(Saved entries)
▶

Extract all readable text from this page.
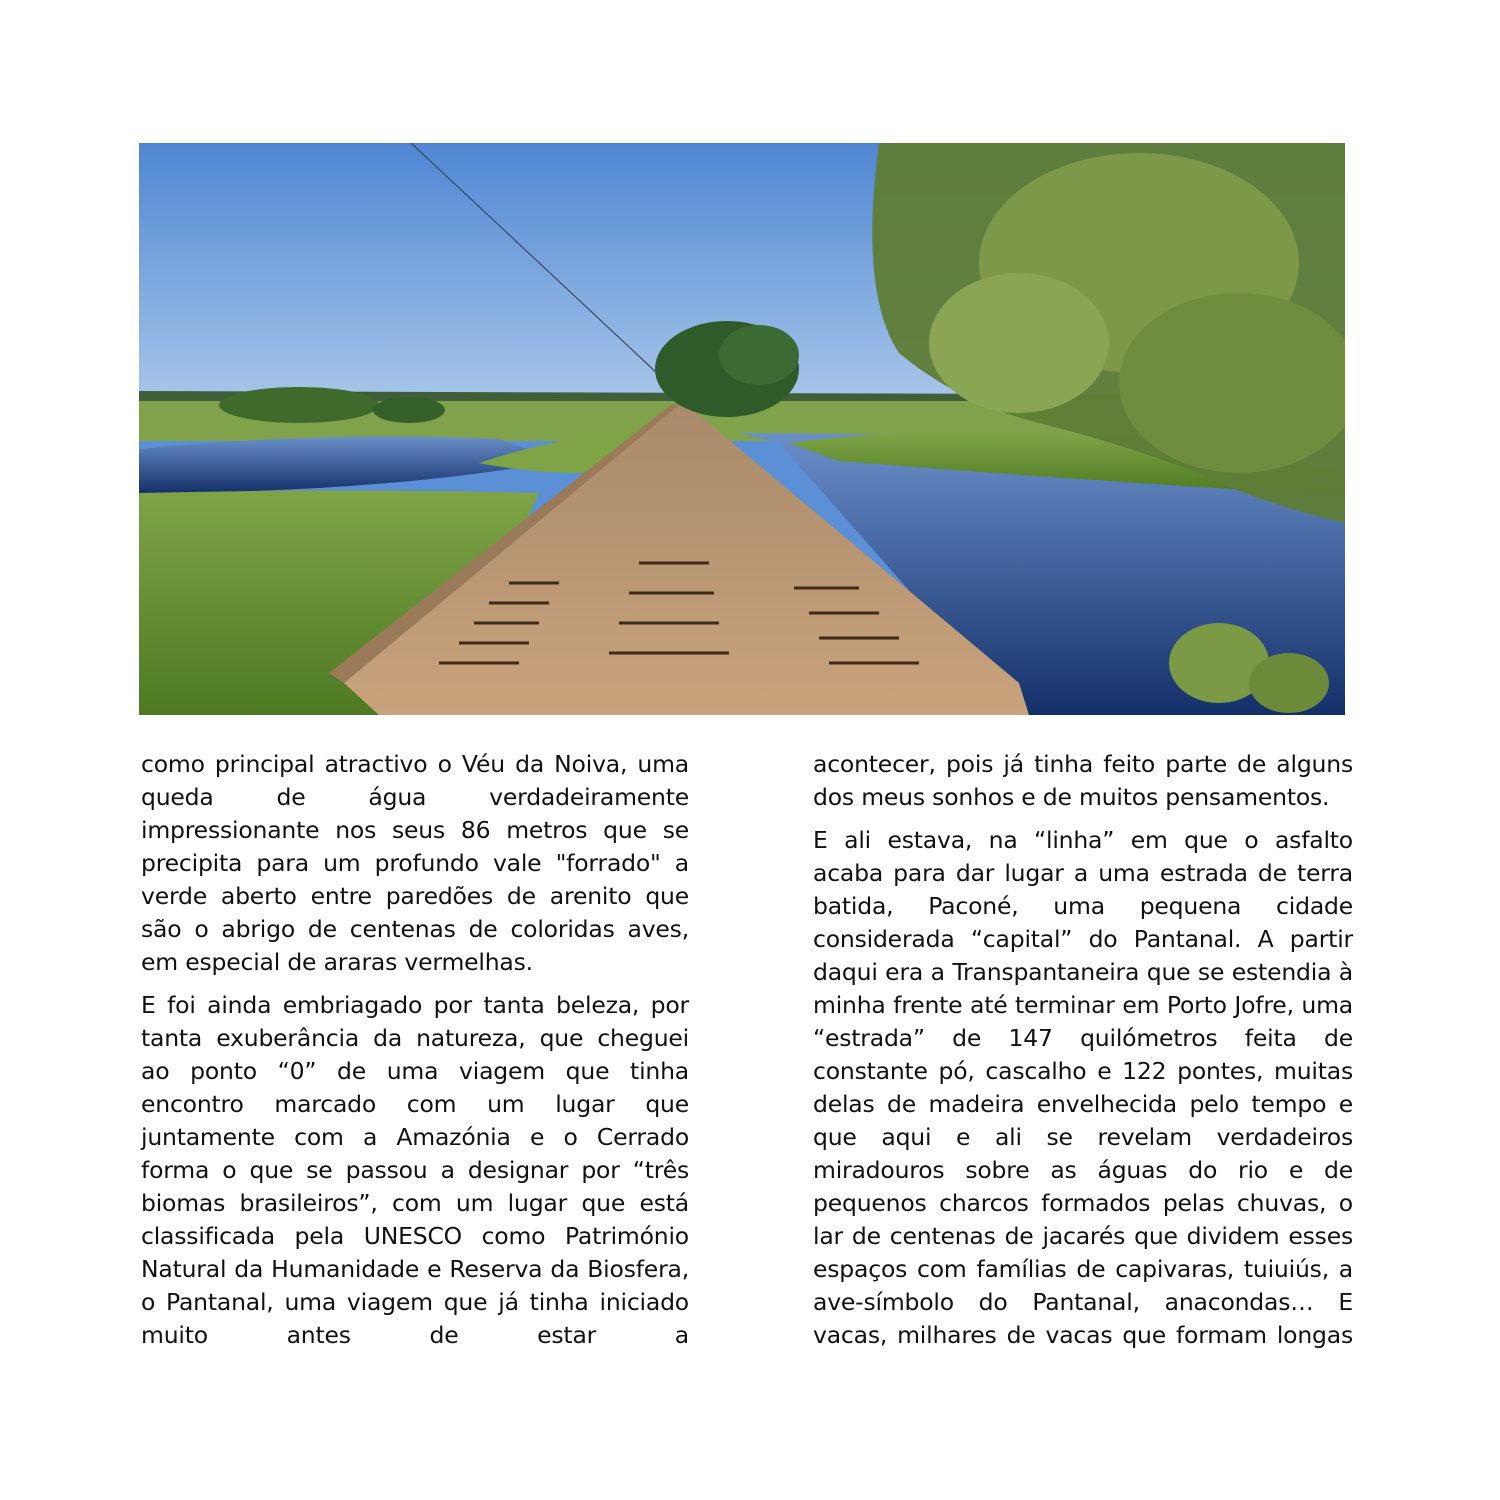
como principal atractivo o Véu da Noiva, uma queda de água verdadeiramente impressionante nos seus 86 metros que se precipita para um profundo vale "forrado" a verde aberto entre paredões de arenito que são o abrigo de centenas de coloridas aves, em especial de araras vermelhas.

E foi ainda embriagado por tanta beleza, por tanta exuberância da natureza, que cheguei ao ponto “0” de uma viagem que tinha encontro marcado com um lugar que juntamente com a Amazónia e o Cerrado forma o que se passou a designar por “três biomas brasileiros”, com um lugar que está classificada pela UNESCO como Património Natural da Humanidade e Reserva da Biosfera, o Pantanal, uma viagem que já tinha iniciado muito antes de estar a

acontecer, pois já tinha feito parte de alguns dos meus sonhos e de muitos pensamentos.

E ali estava, na “linha” em que o asfalto acaba para dar lugar a uma estrada de terra batida, Paconé, uma pequena cidade considerada “capital” do Pantanal. A partir daqui era a Transpantaneira que se estendia à minha frente até terminar em Porto Jofre, uma “estrada” de 147 quilómetros feita de constante pó, cascalho e 122 pontes, muitas delas de madeira envelhecida pelo tempo e que aqui e ali se revelam verdadeiros miradouros sobre as águas do rio e de pequenos charcos formados pelas chuvas, o lar de centenas de jacarés que dividem esses espaços com famílias de capivaras, tuiuiús, a ave-símbolo do Pantanal, anacondas… E vacas, milhares de vacas que formam longas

◀

Search the lines for the string "como" and copy every line that has it.

(Written solution)
como principal atractivo o Véu da Noiva, uma queda de água verdadeiramente impressionante nos seus 86 metros que se precipita para um profundo vale "forrado" a verde aberto entre paredões de arenito que são o abrigo de centenas de coloridas aves, em especial de araras vermelhas.
E foi ainda embriagado por tanta beleza, por tanta exuberância da natureza, que cheguei ao ponto “0” de uma viagem que tinha encontro marcado com um lugar que juntamente com a Amazónia e o Cerrado forma o que se passou a designar por “três biomas brasileiros”, com um lugar que está classificada pela UNESCO como Património Natural da Humanidade e Reserva da Biosfera, o Pantanal, uma viagem que já tinha iniciado muito antes de estar a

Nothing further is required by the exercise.